Data entries

********************

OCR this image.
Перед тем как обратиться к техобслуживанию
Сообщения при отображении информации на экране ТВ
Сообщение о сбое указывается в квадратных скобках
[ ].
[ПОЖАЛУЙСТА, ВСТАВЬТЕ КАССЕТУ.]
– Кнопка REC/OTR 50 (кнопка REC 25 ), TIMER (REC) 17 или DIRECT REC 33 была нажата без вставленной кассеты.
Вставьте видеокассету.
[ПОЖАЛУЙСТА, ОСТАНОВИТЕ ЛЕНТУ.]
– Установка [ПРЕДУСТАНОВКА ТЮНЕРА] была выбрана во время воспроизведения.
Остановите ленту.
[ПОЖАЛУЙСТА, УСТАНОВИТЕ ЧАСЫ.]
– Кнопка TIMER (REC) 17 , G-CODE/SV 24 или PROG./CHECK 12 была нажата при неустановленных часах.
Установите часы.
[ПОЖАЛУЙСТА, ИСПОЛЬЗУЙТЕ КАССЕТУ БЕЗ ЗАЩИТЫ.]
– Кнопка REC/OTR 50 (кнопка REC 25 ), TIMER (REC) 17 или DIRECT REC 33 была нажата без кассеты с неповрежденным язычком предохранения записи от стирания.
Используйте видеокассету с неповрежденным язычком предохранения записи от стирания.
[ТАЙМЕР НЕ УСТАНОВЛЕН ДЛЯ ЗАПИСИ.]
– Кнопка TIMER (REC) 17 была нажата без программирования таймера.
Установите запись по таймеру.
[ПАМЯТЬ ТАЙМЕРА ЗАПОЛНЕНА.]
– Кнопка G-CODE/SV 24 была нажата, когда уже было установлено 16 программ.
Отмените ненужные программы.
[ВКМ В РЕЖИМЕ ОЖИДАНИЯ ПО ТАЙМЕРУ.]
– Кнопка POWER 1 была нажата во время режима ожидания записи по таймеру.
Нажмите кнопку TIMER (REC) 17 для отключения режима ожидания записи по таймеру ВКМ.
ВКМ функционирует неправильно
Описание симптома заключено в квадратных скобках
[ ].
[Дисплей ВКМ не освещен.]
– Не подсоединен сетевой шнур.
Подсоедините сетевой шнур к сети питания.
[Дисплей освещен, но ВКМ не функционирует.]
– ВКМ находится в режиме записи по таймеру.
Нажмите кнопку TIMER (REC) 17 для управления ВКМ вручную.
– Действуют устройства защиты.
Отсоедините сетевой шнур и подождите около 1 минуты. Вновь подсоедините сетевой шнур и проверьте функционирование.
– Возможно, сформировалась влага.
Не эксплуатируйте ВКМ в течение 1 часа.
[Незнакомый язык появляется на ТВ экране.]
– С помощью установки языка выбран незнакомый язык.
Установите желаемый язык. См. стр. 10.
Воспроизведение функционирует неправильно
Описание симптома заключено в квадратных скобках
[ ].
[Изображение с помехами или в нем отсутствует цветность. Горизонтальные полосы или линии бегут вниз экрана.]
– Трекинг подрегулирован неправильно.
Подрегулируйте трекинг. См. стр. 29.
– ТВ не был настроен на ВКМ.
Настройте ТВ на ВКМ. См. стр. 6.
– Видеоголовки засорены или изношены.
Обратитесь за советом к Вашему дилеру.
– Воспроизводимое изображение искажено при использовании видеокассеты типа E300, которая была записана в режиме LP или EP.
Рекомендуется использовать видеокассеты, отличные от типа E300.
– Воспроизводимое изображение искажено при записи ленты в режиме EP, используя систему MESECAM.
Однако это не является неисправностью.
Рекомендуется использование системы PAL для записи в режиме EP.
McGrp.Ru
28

********************

* [AIM OF THE TASK]
Write out every entry again, keeping each line exactly the same.

* [TASK SOLUTION]
OCR this image.
Перед тем как обратиться к техобслуживанию
Сообщения при отображении информации на экране ТВ
Сообщение о сбое указывается в квадратных скобках
[ ].
[ПОЖАЛУЙСТА, ВСТАВЬТЕ КАССЕТУ.]
– Кнопка REC/OTR 50 (кнопка REC 25 ), TIMER (REC) 17 или DIRECT REC 33 была нажата без вставленной кассеты.
Вставьте видеокассету.
[ПОЖАЛУЙСТА, ОСТАНОВИТЕ ЛЕНТУ.]
– Установка [ПРЕДУСТАНОВКА ТЮНЕРА] была выбрана во время воспроизведения.
Остановите ленту.
[ПОЖАЛУЙСТА, УСТАНОВИТЕ ЧАСЫ.]
– Кнопка TIMER (REC) 17 , G-CODE/SV 24 или PROG./CHECK 12 была нажата при неустановленных часах.
Установите часы.
[ПОЖАЛУЙСТА, ИСПОЛЬЗУЙТЕ КАССЕТУ БЕЗ ЗАЩИТЫ.]
– Кнопка REC/OTR 50 (кнопка REC 25 ), TIMER (REC) 17 или DIRECT REC 33 была нажата без кассеты с неповрежденным язычком предохранения записи от стирания.
Используйте видеокассету с неповрежденным язычком предохранения записи от стирания.
[ТАЙМЕР НЕ УСТАНОВЛЕН ДЛЯ ЗАПИСИ.]
– Кнопка TIMER (REC) 17 была нажата без программирования таймера.
Установите запись по таймеру.
[ПАМЯТЬ ТАЙМЕРА ЗАПОЛНЕНА.]
– Кнопка G-CODE/SV 24 была нажата, когда уже было установлено 16 программ.
Отмените ненужные программы.
[ВКМ В РЕЖИМЕ ОЖИДАНИЯ ПО ТАЙМЕРУ.]
– Кнопка POWER 1 была нажата во время режима ожидания записи по таймеру.
Нажмите кнопку TIMER (REC) 17 для отключения режима ожидания записи по таймеру ВКМ.
ВКМ функционирует неправильно
Описание симптома заключено в квадратных скобках
[ ].
[Дисплей ВКМ не освещен.]
– Не подсоединен сетевой шнур.
Подсоедините сетевой шнур к сети питания.
[Дисплей освещен, но ВКМ не функционирует.]
– ВКМ находится в режиме записи по таймеру.
Нажмите кнопку TIMER (REC) 17 для управления ВКМ вручную.
– Действуют устройства защиты.
Отсоедините сетевой шнур и подождите около 1 минуты. Вновь подсоедините сетевой шнур и проверьте функционирование.
– Возможно, сформировалась влага.
Не эксплуатируйте ВКМ в течение 1 часа.
[Незнакомый язык появляется на ТВ экране.]
– С помощью установки языка выбран незнакомый язык.
Установите желаемый язык. См. стр. 10.
Воспроизведение функционирует неправильно
Описание симптома заключено в квадратных скобках
[ ].
[Изображение с помехами или в нем отсутствует цветность. Горизонтальные полосы или линии бегут вниз экрана.]
– Трекинг подрегулирован неправильно.
Подрегулируйте трекинг. См. стр. 29.
– ТВ не был настроен на ВКМ.
Настройте ТВ на ВКМ. См. стр. 6.
– Видеоголовки засорены или изношены.
Обратитесь за советом к Вашему дилеру.
– Воспроизводимое изображение искажено при использовании видеокассеты типа E300, которая была записана в режиме LP или EP.
Рекомендуется использовать видеокассеты, отличные от типа E300.
– Воспроизводимое изображение искажено при записи ленты в режиме EP, используя систему MESECAM.
Однако это не является неисправностью.
Рекомендуется использование системы PAL для записи в режиме EP.
McGrp.Ru
28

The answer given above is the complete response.